Written problem:
Check every line below for the word "LevelFilter" and copy the ones that have it.

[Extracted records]
[START]
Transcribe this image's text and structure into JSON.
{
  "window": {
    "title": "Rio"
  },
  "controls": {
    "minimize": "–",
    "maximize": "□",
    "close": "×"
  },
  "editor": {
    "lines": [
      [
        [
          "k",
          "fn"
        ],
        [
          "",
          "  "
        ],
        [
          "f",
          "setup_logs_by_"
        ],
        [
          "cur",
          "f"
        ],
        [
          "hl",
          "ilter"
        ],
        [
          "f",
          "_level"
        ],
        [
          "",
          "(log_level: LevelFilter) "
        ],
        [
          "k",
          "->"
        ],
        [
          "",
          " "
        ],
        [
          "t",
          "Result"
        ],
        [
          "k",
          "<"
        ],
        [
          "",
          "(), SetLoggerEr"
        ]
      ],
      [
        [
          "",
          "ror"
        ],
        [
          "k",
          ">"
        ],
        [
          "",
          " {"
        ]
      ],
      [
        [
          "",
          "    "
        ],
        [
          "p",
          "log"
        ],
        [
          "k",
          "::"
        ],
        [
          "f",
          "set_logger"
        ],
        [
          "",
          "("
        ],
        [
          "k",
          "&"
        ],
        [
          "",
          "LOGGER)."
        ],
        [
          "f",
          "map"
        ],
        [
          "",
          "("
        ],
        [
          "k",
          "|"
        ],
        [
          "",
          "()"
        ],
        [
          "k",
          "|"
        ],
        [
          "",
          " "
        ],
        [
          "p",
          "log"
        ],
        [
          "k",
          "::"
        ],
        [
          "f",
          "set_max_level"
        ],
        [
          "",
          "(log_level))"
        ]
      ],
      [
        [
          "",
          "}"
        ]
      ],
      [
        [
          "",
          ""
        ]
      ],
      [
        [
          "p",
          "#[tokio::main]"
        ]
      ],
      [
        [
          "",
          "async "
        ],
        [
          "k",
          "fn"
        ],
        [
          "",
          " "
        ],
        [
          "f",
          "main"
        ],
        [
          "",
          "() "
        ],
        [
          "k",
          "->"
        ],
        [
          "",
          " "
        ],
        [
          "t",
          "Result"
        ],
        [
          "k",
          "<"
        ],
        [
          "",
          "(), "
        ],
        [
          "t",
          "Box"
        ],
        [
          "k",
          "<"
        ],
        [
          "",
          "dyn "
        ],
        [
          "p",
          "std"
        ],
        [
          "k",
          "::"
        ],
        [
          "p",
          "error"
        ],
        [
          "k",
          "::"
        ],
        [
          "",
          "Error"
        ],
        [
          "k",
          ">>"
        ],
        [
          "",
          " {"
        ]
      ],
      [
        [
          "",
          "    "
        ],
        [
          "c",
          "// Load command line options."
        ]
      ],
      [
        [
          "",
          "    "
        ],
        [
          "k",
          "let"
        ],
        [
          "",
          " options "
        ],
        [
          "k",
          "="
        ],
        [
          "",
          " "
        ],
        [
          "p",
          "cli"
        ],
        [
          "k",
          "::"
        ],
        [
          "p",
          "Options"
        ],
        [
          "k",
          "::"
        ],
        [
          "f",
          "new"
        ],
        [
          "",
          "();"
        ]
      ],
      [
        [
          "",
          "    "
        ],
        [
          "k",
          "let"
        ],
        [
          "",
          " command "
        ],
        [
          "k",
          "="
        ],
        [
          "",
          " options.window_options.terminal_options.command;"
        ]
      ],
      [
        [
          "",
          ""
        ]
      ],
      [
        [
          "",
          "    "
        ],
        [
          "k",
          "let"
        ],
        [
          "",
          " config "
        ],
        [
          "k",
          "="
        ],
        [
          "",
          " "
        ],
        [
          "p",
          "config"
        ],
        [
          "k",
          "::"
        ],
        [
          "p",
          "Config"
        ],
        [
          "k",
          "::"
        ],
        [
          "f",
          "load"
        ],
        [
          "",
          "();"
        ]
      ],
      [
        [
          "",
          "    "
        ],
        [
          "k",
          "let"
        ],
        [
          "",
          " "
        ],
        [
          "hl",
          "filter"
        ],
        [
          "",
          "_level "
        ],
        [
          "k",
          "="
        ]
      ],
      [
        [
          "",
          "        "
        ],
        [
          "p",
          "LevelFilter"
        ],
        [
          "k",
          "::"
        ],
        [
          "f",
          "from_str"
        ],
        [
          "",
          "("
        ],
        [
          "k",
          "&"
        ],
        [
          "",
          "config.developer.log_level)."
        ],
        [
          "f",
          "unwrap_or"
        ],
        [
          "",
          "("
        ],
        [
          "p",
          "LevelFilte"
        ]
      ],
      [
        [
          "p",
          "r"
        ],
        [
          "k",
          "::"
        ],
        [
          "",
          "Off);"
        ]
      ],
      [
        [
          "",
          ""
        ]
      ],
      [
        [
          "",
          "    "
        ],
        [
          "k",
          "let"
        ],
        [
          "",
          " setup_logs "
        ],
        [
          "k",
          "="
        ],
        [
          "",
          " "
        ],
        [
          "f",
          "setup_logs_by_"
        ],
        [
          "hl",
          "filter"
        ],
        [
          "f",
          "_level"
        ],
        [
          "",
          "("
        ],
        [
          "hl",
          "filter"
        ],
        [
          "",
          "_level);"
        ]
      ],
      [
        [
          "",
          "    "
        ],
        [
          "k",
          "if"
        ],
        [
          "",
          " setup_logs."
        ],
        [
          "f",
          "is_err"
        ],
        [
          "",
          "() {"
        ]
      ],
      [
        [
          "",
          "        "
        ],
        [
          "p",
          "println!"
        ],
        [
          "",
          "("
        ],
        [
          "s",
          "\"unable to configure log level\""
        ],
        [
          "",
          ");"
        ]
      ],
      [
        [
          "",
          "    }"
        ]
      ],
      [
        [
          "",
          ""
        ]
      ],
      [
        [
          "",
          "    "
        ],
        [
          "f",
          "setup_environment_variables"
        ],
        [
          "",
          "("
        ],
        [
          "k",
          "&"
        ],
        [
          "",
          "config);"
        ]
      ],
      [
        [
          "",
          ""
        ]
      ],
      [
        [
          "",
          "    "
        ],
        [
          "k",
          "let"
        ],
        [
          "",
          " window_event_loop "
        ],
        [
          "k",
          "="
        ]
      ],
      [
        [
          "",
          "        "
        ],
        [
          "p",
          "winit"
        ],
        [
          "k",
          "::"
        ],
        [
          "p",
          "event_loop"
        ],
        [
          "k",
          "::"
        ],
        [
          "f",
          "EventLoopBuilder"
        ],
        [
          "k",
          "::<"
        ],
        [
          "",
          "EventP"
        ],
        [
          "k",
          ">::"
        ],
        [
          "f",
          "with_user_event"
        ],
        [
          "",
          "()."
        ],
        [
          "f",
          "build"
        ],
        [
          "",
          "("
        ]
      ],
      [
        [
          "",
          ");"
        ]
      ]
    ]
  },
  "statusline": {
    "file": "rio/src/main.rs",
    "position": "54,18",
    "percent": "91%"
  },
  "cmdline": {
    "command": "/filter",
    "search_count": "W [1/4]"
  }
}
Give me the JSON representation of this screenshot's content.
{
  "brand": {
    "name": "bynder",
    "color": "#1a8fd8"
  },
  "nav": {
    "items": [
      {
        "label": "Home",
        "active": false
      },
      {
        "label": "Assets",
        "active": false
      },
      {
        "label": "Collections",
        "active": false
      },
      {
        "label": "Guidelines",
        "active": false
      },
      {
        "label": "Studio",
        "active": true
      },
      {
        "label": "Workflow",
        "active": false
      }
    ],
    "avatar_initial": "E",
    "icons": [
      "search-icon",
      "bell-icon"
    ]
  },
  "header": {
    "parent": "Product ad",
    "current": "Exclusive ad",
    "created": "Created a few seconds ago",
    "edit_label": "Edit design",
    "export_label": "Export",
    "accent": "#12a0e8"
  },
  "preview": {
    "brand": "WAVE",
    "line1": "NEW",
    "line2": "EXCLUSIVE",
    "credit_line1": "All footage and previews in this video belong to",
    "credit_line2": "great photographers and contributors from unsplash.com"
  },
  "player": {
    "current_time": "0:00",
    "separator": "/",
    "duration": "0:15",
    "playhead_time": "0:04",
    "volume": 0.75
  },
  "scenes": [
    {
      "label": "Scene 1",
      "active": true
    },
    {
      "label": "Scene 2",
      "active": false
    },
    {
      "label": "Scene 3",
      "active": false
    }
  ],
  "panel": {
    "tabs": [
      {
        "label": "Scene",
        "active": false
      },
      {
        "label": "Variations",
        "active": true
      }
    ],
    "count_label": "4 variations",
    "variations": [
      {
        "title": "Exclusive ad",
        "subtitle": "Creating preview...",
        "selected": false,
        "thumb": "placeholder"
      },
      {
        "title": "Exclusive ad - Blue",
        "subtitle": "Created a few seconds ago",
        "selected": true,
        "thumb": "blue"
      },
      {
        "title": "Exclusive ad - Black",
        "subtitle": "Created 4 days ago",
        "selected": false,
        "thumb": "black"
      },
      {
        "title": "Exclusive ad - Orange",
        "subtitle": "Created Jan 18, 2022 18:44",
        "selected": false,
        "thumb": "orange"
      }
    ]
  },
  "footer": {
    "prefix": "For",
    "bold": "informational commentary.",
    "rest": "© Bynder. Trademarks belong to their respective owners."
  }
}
[END]
Task result:
          "(log_level: LevelFilter) "
          "LevelFilter"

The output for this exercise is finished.